◆ INFORMATION GIVEN

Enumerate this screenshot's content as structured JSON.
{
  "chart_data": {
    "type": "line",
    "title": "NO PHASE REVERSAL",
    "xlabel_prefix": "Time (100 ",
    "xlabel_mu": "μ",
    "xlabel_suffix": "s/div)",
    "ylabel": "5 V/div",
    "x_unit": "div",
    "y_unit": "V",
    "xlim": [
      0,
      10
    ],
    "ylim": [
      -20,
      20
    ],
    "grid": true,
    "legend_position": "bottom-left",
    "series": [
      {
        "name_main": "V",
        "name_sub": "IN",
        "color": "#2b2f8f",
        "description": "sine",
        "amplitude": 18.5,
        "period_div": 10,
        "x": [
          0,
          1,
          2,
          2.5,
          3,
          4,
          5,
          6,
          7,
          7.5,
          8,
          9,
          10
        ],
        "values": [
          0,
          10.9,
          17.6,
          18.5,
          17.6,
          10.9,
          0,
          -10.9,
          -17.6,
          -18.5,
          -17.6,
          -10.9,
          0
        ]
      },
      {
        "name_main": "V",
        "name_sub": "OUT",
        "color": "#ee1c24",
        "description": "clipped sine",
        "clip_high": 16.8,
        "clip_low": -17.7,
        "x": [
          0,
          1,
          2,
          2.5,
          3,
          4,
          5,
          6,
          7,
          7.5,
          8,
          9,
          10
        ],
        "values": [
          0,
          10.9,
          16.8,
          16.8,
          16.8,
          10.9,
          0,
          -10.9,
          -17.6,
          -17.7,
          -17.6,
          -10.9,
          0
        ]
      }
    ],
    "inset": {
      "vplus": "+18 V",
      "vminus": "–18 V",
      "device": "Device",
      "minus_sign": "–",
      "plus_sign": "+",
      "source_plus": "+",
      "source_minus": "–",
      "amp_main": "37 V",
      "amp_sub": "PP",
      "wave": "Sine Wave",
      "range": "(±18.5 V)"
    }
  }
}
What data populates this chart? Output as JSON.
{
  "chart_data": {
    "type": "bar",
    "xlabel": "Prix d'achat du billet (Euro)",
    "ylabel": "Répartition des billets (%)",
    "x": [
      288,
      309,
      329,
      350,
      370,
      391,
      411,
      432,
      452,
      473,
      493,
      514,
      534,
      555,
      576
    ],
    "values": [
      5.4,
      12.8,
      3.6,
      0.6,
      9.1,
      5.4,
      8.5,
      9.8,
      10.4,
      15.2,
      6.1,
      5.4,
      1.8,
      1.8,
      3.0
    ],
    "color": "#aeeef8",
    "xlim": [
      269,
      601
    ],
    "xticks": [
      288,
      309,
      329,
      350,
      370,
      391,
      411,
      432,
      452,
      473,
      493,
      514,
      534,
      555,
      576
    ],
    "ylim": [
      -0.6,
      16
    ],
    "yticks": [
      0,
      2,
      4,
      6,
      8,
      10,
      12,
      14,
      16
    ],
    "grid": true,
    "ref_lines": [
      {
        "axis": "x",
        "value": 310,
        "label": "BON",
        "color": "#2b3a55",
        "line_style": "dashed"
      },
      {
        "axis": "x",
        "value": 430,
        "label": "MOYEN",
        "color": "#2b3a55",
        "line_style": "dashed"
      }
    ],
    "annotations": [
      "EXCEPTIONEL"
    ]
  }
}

◆ TASK TO CARRY OUT
Reproduce each record shown above without altering a single word.

◆ FINAL RESULT
Enumerate this screenshot's content as structured JSON.
{
  "chart_data": {
    "type": "line",
    "title": "NO PHASE REVERSAL",
    "xlabel_prefix": "Time (100 ",
    "xlabel_mu": "μ",
    "xlabel_suffix": "s/div)",
    "ylabel": "5 V/div",
    "x_unit": "div",
    "y_unit": "V",
    "xlim": [
      0,
      10
    ],
    "ylim": [
      -20,
      20
    ],
    "grid": true,
    "legend_position": "bottom-left",
    "series": [
      {
        "name_main": "V",
        "name_sub": "IN",
        "color": "#2b2f8f",
        "description": "sine",
        "amplitude": 18.5,
        "period_div": 10,
        "x": [
          0,
          1,
          2,
          2.5,
          3,
          4,
          5,
          6,
          7,
          7.5,
          8,
          9,
          10
        ],
        "values": [
          0,
          10.9,
          17.6,
          18.5,
          17.6,
          10.9,
          0,
          -10.9,
          -17.6,
          -18.5,
          -17.6,
          -10.9,
          0
        ]
      },
      {
        "name_main": "V",
        "name_sub": "OUT",
        "color": "#ee1c24",
        "description": "clipped sine",
        "clip_high": 16.8,
        "clip_low": -17.7,
        "x": [
          0,
          1,
          2,
          2.5,
          3,
          4,
          5,
          6,
          7,
          7.5,
          8,
          9,
          10
        ],
        "values": [
          0,
          10.9,
          16.8,
          16.8,
          16.8,
          10.9,
          0,
          -10.9,
          -17.6,
          -17.7,
          -17.6,
          -10.9,
          0
        ]
      }
    ],
    "inset": {
      "vplus": "+18 V",
      "vminus": "–18 V",
      "device": "Device",
      "minus_sign": "–",
      "plus_sign": "+",
      "source_plus": "+",
      "source_minus": "–",
      "amp_main": "37 V",
      "amp_sub": "PP",
      "wave": "Sine Wave",
      "range": "(±18.5 V)"
    }
  }
}
What data populates this chart? Output as JSON.
{
  "chart_data": {
    "type": "bar",
    "xlabel": "Prix d'achat du billet (Euro)",
    "ylabel": "Répartition des billets (%)",
    "x": [
      288,
      309,
      329,
      350,
      370,
      391,
      411,
      432,
      452,
      473,
      493,
      514,
      534,
      555,
      576
    ],
    "values": [
      5.4,
      12.8,
      3.6,
      0.6,
      9.1,
      5.4,
      8.5,
      9.8,
      10.4,
      15.2,
      6.1,
      5.4,
      1.8,
      1.8,
      3.0
    ],
    "color": "#aeeef8",
    "xlim": [
      269,
      601
    ],
    "xticks": [
      288,
      309,
      329,
      350,
      370,
      391,
      411,
      432,
      452,
      473,
      493,
      514,
      534,
      555,
      576
    ],
    "ylim": [
      -0.6,
      16
    ],
    "yticks": [
      0,
      2,
      4,
      6,
      8,
      10,
      12,
      14,
      16
    ],
    "grid": true,
    "ref_lines": [
      {
        "axis": "x",
        "value": 310,
        "label": "BON",
        "color": "#2b3a55",
        "line_style": "dashed"
      },
      {
        "axis": "x",
        "value": 430,
        "label": "MOYEN",
        "color": "#2b3a55",
        "line_style": "dashed"
      }
    ],
    "annotations": [
      "EXCEPTIONEL"
    ]
  }
}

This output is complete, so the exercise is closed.